Prompt: Update the records from the first line through the line with "annotation-label: SN 1054", changing "x-tick-label" to "x-axis-tick" throughout and keeping everything else the same. Return only those lines.

Dataset:
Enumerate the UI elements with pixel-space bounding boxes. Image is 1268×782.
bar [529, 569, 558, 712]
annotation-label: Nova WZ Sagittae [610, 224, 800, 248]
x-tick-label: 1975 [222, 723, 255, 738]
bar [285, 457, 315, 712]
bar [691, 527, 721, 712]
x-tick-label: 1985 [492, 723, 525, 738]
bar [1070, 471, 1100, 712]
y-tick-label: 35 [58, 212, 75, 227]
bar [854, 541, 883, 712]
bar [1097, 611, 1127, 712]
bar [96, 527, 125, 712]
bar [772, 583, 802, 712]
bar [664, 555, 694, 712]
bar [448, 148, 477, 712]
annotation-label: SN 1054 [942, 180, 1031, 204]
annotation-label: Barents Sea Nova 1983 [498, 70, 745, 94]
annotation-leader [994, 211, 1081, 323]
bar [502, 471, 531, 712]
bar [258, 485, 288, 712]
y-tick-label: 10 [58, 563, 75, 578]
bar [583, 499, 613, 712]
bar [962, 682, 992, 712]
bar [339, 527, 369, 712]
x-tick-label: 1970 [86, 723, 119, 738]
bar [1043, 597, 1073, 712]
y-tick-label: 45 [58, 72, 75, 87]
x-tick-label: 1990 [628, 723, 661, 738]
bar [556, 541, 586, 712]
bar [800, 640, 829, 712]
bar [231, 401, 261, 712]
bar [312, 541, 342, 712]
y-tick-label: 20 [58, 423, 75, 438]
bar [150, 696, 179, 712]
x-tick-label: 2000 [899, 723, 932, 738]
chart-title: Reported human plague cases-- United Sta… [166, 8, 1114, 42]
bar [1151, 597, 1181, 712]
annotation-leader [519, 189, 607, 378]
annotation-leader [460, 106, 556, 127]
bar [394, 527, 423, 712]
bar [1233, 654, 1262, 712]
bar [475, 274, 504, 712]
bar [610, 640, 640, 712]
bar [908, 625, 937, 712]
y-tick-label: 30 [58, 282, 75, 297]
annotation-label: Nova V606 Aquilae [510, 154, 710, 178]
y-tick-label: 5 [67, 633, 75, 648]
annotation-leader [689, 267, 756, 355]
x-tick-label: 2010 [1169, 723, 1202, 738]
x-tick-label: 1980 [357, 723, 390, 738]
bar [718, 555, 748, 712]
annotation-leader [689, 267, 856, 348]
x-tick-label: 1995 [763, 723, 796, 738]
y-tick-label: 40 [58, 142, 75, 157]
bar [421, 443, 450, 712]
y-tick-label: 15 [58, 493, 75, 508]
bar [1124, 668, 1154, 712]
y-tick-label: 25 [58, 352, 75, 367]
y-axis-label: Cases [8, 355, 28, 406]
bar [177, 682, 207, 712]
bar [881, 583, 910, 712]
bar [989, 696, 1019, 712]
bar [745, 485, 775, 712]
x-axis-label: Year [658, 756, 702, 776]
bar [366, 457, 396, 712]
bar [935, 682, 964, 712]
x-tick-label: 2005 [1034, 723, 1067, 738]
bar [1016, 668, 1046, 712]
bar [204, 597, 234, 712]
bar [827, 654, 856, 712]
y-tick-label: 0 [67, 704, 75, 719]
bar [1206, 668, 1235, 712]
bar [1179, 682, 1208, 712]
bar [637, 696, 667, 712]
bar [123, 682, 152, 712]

Output for this task:
Enumerate the UI elements with pixel-space bounding boxes. Image is 1268×782.
bar [529, 569, 558, 712]
annotation-label: Nova WZ Sagittae [610, 224, 800, 248]
x-axis-tick: 1975 [222, 723, 255, 738]
bar [285, 457, 315, 712]
bar [691, 527, 721, 712]
x-axis-tick: 1985 [492, 723, 525, 738]
bar [1070, 471, 1100, 712]
y-tick-label: 35 [58, 212, 75, 227]
bar [854, 541, 883, 712]
bar [1097, 611, 1127, 712]
bar [96, 527, 125, 712]
bar [772, 583, 802, 712]
bar [664, 555, 694, 712]
bar [448, 148, 477, 712]
annotation-label: SN 1054 [942, 180, 1031, 204]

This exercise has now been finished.